### DATASET EXTRACT
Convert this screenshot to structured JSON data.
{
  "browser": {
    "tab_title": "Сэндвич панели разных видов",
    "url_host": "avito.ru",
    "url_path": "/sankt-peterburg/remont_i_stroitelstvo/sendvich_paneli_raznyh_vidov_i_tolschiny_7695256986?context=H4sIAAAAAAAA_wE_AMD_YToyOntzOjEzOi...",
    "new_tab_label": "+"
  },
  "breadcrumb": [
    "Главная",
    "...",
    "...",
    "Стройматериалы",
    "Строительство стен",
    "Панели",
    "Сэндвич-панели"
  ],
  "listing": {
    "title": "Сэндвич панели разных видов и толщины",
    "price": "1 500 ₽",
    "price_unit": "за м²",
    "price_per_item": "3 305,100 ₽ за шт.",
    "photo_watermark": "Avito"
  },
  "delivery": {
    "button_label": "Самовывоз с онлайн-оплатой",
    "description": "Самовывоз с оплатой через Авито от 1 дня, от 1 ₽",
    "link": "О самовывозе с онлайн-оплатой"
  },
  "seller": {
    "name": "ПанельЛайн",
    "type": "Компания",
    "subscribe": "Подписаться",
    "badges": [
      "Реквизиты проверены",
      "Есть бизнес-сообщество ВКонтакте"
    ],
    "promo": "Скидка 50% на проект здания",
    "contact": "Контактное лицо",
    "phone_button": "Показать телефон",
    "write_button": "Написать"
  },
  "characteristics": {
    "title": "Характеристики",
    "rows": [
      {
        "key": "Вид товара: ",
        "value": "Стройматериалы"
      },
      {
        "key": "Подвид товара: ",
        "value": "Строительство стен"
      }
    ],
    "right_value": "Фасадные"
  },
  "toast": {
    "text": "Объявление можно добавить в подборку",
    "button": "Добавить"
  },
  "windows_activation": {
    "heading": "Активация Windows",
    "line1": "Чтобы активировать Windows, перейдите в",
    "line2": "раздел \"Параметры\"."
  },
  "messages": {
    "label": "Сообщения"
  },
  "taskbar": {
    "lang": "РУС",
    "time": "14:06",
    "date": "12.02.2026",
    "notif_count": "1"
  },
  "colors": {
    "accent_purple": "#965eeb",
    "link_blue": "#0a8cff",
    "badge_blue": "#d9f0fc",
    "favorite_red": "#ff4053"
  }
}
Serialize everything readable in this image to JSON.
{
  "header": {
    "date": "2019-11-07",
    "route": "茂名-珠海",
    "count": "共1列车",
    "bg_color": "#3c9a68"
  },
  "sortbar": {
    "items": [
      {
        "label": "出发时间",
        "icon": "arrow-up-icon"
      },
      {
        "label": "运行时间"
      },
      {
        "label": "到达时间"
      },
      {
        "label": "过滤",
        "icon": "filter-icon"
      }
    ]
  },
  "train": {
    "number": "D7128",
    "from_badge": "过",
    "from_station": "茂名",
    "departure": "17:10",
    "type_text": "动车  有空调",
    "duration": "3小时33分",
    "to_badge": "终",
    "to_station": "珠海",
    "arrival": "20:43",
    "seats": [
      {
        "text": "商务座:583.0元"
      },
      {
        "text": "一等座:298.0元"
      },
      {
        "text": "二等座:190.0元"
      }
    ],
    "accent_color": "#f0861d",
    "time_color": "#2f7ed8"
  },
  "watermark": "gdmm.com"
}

### DIRECTIONS FOR THIS TASK
Output exactly the lines above, from the one holding "Serialize everything readable" through the end of the data, including the first and last.

### THE OUTPUT
Serialize everything readable in this image to JSON.
{
  "header": {
    "date": "2019-11-07",
    "route": "茂名-珠海",
    "count": "共1列车",
    "bg_color": "#3c9a68"
  },
  "sortbar": {
    "items": [
      {
        "label": "出发时间",
        "icon": "arrow-up-icon"
      },
      {
        "label": "运行时间"
      },
      {
        "label": "到达时间"
      },
      {
        "label": "过滤",
        "icon": "filter-icon"
      }
    ]
  },
  "train": {
    "number": "D7128",
    "from_badge": "过",
    "from_station": "茂名",
    "departure": "17:10",
    "type_text": "动车  有空调",
    "duration": "3小时33分",
    "to_badge": "终",
    "to_station": "珠海",
    "arrival": "20:43",
    "seats": [
      {
        "text": "商务座:583.0元"
      },
      {
        "text": "一等座:298.0元"
      },
      {
        "text": "二等座:190.0元"
      }
    ],
    "accent_color": "#f0861d",
    "time_color": "#2f7ed8"
  },
  "watermark": "gdmm.com"
}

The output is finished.